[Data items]
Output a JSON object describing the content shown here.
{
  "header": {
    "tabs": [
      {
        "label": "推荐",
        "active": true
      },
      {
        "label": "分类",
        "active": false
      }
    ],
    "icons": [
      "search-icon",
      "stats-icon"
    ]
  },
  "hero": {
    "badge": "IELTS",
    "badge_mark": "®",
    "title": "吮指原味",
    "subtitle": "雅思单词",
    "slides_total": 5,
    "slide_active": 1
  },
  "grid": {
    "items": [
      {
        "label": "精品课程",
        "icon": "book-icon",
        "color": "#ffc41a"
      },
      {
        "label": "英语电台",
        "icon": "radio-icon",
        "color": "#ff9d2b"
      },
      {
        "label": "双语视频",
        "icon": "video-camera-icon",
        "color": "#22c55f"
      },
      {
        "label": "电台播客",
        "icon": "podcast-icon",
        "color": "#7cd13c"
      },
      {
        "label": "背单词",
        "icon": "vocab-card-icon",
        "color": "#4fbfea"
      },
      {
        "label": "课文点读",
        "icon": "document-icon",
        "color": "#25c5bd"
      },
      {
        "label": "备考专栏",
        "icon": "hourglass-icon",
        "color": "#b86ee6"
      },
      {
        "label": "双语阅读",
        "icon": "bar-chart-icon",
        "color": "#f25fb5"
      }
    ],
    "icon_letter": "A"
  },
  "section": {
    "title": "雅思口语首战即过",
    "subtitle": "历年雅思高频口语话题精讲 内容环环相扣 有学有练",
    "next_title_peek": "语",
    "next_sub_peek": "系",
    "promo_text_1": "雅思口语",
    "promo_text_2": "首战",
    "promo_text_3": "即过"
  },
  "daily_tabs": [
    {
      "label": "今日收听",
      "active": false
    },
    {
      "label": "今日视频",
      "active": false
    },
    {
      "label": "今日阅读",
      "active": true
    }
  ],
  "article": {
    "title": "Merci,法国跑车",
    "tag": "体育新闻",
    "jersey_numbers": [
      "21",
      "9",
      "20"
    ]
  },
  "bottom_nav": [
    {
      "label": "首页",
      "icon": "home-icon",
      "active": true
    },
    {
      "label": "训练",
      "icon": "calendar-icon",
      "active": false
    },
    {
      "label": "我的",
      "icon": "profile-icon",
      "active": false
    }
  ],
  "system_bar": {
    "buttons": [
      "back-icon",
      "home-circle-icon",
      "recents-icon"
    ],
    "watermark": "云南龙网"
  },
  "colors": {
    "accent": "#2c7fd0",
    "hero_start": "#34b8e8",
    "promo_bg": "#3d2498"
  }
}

* TASK OBJECTIVE *
Exactly reproduce every line of the data above.

* RESPONSE *
Output a JSON object describing the content shown here.
{
  "header": {
    "tabs": [
      {
        "label": "推荐",
        "active": true
      },
      {
        "label": "分类",
        "active": false
      }
    ],
    "icons": [
      "search-icon",
      "stats-icon"
    ]
  },
  "hero": {
    "badge": "IELTS",
    "badge_mark": "®",
    "title": "吮指原味",
    "subtitle": "雅思单词",
    "slides_total": 5,
    "slide_active": 1
  },
  "grid": {
    "items": [
      {
        "label": "精品课程",
        "icon": "book-icon",
        "color": "#ffc41a"
      },
      {
        "label": "英语电台",
        "icon": "radio-icon",
        "color": "#ff9d2b"
      },
      {
        "label": "双语视频",
        "icon": "video-camera-icon",
        "color": "#22c55f"
      },
      {
        "label": "电台播客",
        "icon": "podcast-icon",
        "color": "#7cd13c"
      },
      {
        "label": "背单词",
        "icon": "vocab-card-icon",
        "color": "#4fbfea"
      },
      {
        "label": "课文点读",
        "icon": "document-icon",
        "color": "#25c5bd"
      },
      {
        "label": "备考专栏",
        "icon": "hourglass-icon",
        "color": "#b86ee6"
      },
      {
        "label": "双语阅读",
        "icon": "bar-chart-icon",
        "color": "#f25fb5"
      }
    ],
    "icon_letter": "A"
  },
  "section": {
    "title": "雅思口语首战即过",
    "subtitle": "历年雅思高频口语话题精讲 内容环环相扣 有学有练",
    "next_title_peek": "语",
    "next_sub_peek": "系",
    "promo_text_1": "雅思口语",
    "promo_text_2": "首战",
    "promo_text_3": "即过"
  },
  "daily_tabs": [
    {
      "label": "今日收听",
      "active": false
    },
    {
      "label": "今日视频",
      "active": false
    },
    {
      "label": "今日阅读",
      "active": true
    }
  ],
  "article": {
    "title": "Merci,法国跑车",
    "tag": "体育新闻",
    "jersey_numbers": [
      "21",
      "9",
      "20"
    ]
  },
  "bottom_nav": [
    {
      "label": "首页",
      "icon": "home-icon",
      "active": true
    },
    {
      "label": "训练",
      "icon": "calendar-icon",
      "active": false
    },
    {
      "label": "我的",
      "icon": "profile-icon",
      "active": false
    }
  ],
  "system_bar": {
    "buttons": [
      "back-icon",
      "home-circle-icon",
      "recents-icon"
    ],
    "watermark": "云南龙网"
  },
  "colors": {
    "accent": "#2c7fd0",
    "hero_start": "#34b8e8",
    "promo_bg": "#3d2498"
  }
}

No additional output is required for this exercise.